** START OF Material provided **

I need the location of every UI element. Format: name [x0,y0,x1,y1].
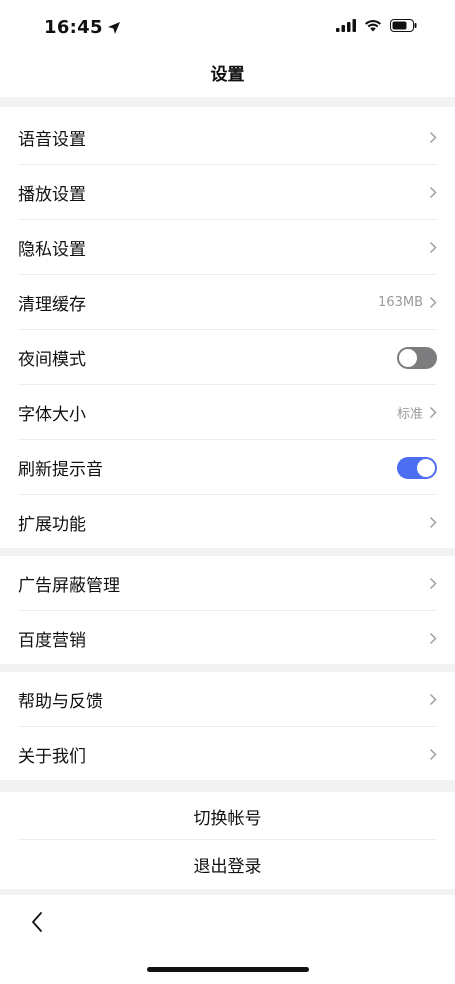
section-divider [0,664,455,672]
settings-row-extensions[interactable]: 扩展功能 [0,495,455,550]
status-time: 16:45 [44,17,103,38]
row-label: 语音设置 [18,130,86,150]
chevron-right-icon [429,693,437,706]
section-divider [0,889,455,895]
settings-row-refresh-sound: 刷新提示音 [0,440,455,495]
location-arrow-icon [107,21,120,34]
settings-row-night-mode: 夜间模式 [0,330,455,385]
settings-row-voice[interactable]: 语音设置 [0,110,455,165]
section-divider [0,548,455,556]
chevron-right-icon [429,632,437,645]
chevron-right-icon [429,296,437,309]
chevron-right-icon [429,186,437,199]
row-label: 夜间模式 [18,350,86,370]
row-label: 清理缓存 [18,295,86,315]
row-label: 扩展功能 [18,515,86,535]
settings-row-about-us[interactable]: 关于我们 [0,727,455,782]
row-label: 字体大小 [18,405,86,425]
switch-account-label: 切换帐号 [193,808,262,829]
section-divider [0,97,455,107]
row-label: 百度营销 [18,631,86,651]
cache-size-value: 163MB [378,295,423,310]
night-mode-toggle[interactable] [397,346,437,369]
wifi-icon [365,19,381,32]
home-indicator [147,967,309,972]
battery-icon [390,19,417,32]
row-label: 帮助与反馈 [18,692,103,712]
chevron-right-icon [429,406,437,419]
settings-row-help-feedback[interactable]: 帮助与反馈 [0,672,455,727]
logout-button[interactable]: 退出登录 [0,840,455,888]
settings-row-playback[interactable]: 播放设置 [0,165,455,220]
settings-row-clear-cache[interactable]: 清理缓存 163MB [0,275,455,330]
chevron-right-icon [429,241,437,254]
chevron-right-icon [429,516,437,529]
settings-row-font-size[interactable]: 字体大小 标准 [0,385,455,440]
toggle-knob [399,348,417,367]
chevron-right-icon [429,748,437,761]
row-label: 隐私设置 [18,240,86,260]
chevron-right-icon [429,131,437,144]
chevron-right-icon [429,577,437,590]
status-bar: 16:45 [0,0,455,50]
row-label: 关于我们 [18,747,86,767]
toggle-knob [417,458,435,477]
logout-label: 退出登录 [193,856,262,877]
page-title: 设置 [210,65,245,85]
back-arrow-icon[interactable] [28,907,48,937]
font-size-value: 标准 [396,407,423,422]
cellular-signal-icon [336,19,356,32]
row-label: 广告屏蔽管理 [18,576,120,596]
section-divider [0,780,455,792]
row-label: 播放设置 [18,185,86,205]
row-label: 刷新提示音 [18,460,103,480]
settings-row-privacy[interactable]: 隐私设置 [0,220,455,275]
refresh-sound-toggle[interactable] [397,456,437,479]
settings-row-ad-blocking[interactable]: 广告屏蔽管理 [0,556,455,611]
settings-row-baidu-marketing[interactable]: 百度营销 [0,611,455,666]
switch-account-button[interactable]: 切换帐号 [0,792,455,840]
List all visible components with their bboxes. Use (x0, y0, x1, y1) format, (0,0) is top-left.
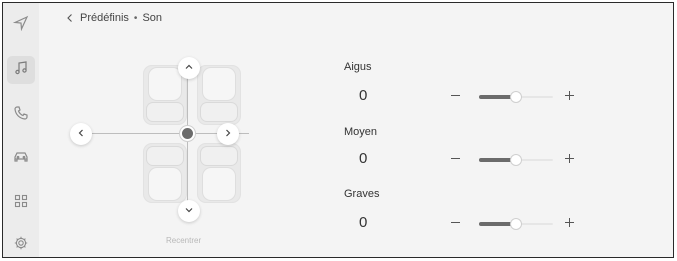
eq-band-value: 0 (359, 87, 368, 104)
eq-band-label: Graves (344, 188, 380, 200)
chevron-up-icon (184, 59, 194, 77)
eq-increase-button[interactable] (561, 89, 577, 105)
chevron-left-icon (65, 13, 75, 23)
plus-icon (564, 215, 575, 233)
eq-decrease-button[interactable] (447, 89, 463, 105)
sound-settings-screen: Prédéfinis • Son Recentrer Aigus 0 Moyen… (2, 2, 674, 258)
eq-slider[interactable] (479, 219, 553, 229)
fader-front-button[interactable] (178, 57, 200, 79)
car-icon (13, 149, 29, 170)
minus-icon (450, 151, 461, 169)
eq-band-value: 0 (359, 150, 368, 167)
eq-decrease-button[interactable] (447, 152, 463, 168)
eq-band-value: 0 (359, 214, 368, 231)
seat-rear-left (143, 143, 187, 203)
fader-rear-button[interactable] (178, 200, 200, 222)
eq-band-label: Aigus (344, 61, 372, 73)
sidebar-item-settings[interactable] (7, 231, 35, 259)
breadcrumb-current: Son (142, 12, 163, 24)
sidebar-item-apps[interactable] (7, 189, 35, 217)
sidebar-item-phone[interactable] (7, 101, 35, 129)
eq-slider[interactable] (479, 155, 553, 165)
fader-balance-handle[interactable] (182, 128, 193, 139)
slider-thumb[interactable] (511, 155, 521, 165)
music-note-icon (13, 60, 29, 81)
balance-left-button[interactable] (70, 123, 92, 145)
slider-thumb[interactable] (511, 92, 521, 102)
balance-right-button[interactable] (217, 123, 239, 145)
apps-grid-icon (13, 193, 29, 214)
breadcrumb-separator: • (133, 12, 138, 24)
eq-slider[interactable] (479, 92, 553, 102)
gear-icon (13, 235, 29, 256)
eq-increase-button[interactable] (561, 216, 577, 232)
back-button[interactable] (65, 13, 75, 23)
eq-decrease-button[interactable] (447, 216, 463, 232)
breadcrumb: Prédéfinis • Son (65, 12, 162, 24)
plus-icon (564, 88, 575, 106)
navigation-icon (12, 15, 29, 36)
phone-icon (13, 105, 29, 126)
sidebar (3, 3, 39, 257)
chevron-down-icon (184, 202, 194, 220)
minus-icon (450, 215, 461, 233)
plus-icon (564, 151, 575, 169)
slider-thumb[interactable] (511, 219, 521, 229)
sidebar-item-audio[interactable] (7, 56, 35, 84)
fader-balance-control[interactable]: Recentrer (70, 53, 249, 253)
chevron-right-icon (223, 125, 233, 143)
sidebar-item-vehicle[interactable] (7, 145, 35, 173)
main-content: Prédéfinis • Son Recentrer Aigus 0 Moyen… (39, 3, 673, 257)
minus-icon (450, 88, 461, 106)
seat-rear-right (197, 143, 241, 203)
eq-band-label: Moyen (344, 126, 378, 138)
breadcrumb-parent[interactable]: Prédéfinis (80, 12, 129, 24)
sidebar-item-navigation[interactable] (7, 11, 35, 39)
eq-increase-button[interactable] (561, 152, 577, 168)
chevron-left-icon (76, 125, 86, 143)
seat-front-right (197, 65, 241, 125)
reset-center-label[interactable]: Recentrer (166, 236, 201, 245)
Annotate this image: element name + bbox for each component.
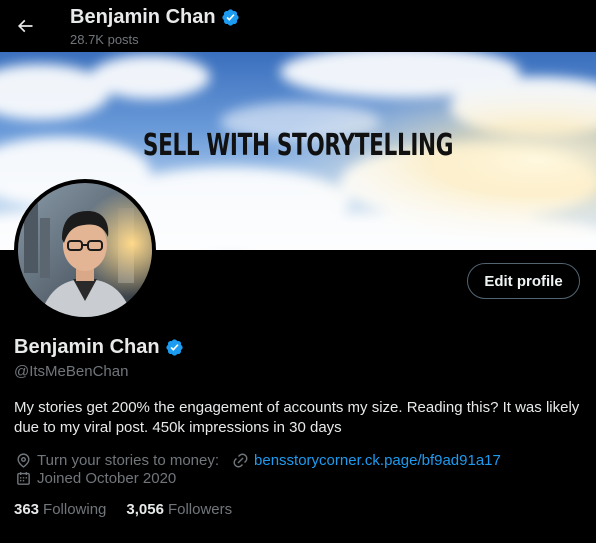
profile-website-link[interactable]: bensstorycorner.ck.page/bf9ad91a17 (254, 452, 501, 469)
profile-name-row: Benjamin Chan (14, 336, 184, 359)
profile-stats: 363 Following 3,056 Followers (14, 501, 252, 518)
verified-badge-icon[interactable] (165, 338, 184, 357)
verified-badge-icon (221, 9, 239, 26)
profile-name: Benjamin Chan (14, 336, 160, 358)
profile-location: Turn your stories to money: (37, 451, 220, 469)
header-name-row: Benjamin Chan (70, 6, 240, 29)
followers-label: Followers (167, 501, 233, 518)
following-link[interactable]: 363 Following (14, 501, 106, 518)
arrow-left-icon (17, 19, 33, 33)
header-posts-count: 28.7K posts (70, 32, 139, 47)
profile-handle: @ItsMeBenChan (14, 363, 129, 380)
edit-profile-button[interactable]: Edit profile (467, 263, 580, 299)
link-icon (231, 451, 249, 469)
profile-meta-location-website: Turn your stories to money: bensstorycor… (14, 451, 501, 469)
banner-headline: SELL WITH STORYTELLING (142, 128, 454, 163)
avatar-photo (18, 183, 152, 317)
back-button[interactable] (10, 9, 40, 43)
header-name: Benjamin Chan (70, 6, 216, 28)
avatar[interactable] (14, 179, 156, 321)
following-count: 363 (14, 501, 40, 518)
profile-joined-date: Joined October 2020 (37, 469, 177, 487)
calendar-icon (14, 469, 32, 487)
profile-bio: My stories get 200% the engagement of ac… (14, 399, 580, 436)
profile-meta-joined: Joined October 2020 (14, 469, 176, 487)
top-bar: Benjamin Chan 28.7K posts (0, 0, 596, 52)
followers-link[interactable]: 3,056 Followers (126, 501, 232, 518)
followers-count: 3,056 (126, 501, 164, 518)
location-pin-icon (14, 451, 32, 469)
following-label: Following (43, 501, 107, 518)
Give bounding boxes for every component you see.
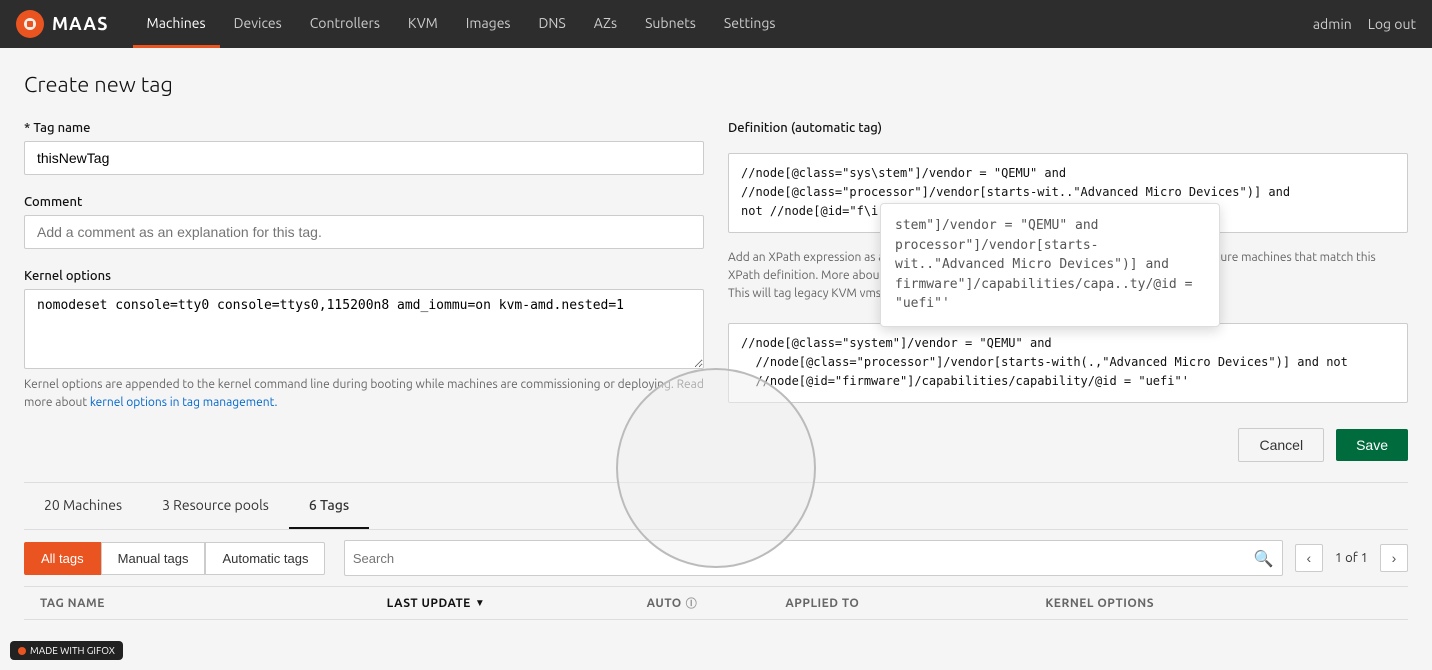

** END OF Material provided **

Exercise aim | Repeat the lines of the data between the one holding "section-divider [0,664,455,672]" and the one holding "settings-row-refresh-sound: 刷新提示音 [0,440,455,495]", inclusive.

Reply to the exercise |
section-divider [0,664,455,672]
settings-row-extensions[interactable]: 扩展功能 [0,495,455,550]
status-time: 16:45 [44,17,103,38]
row-label: 语音设置 [18,130,86,150]
chevron-right-icon [429,693,437,706]
section-divider [0,889,455,895]
settings-row-refresh-sound: 刷新提示音 [0,440,455,495]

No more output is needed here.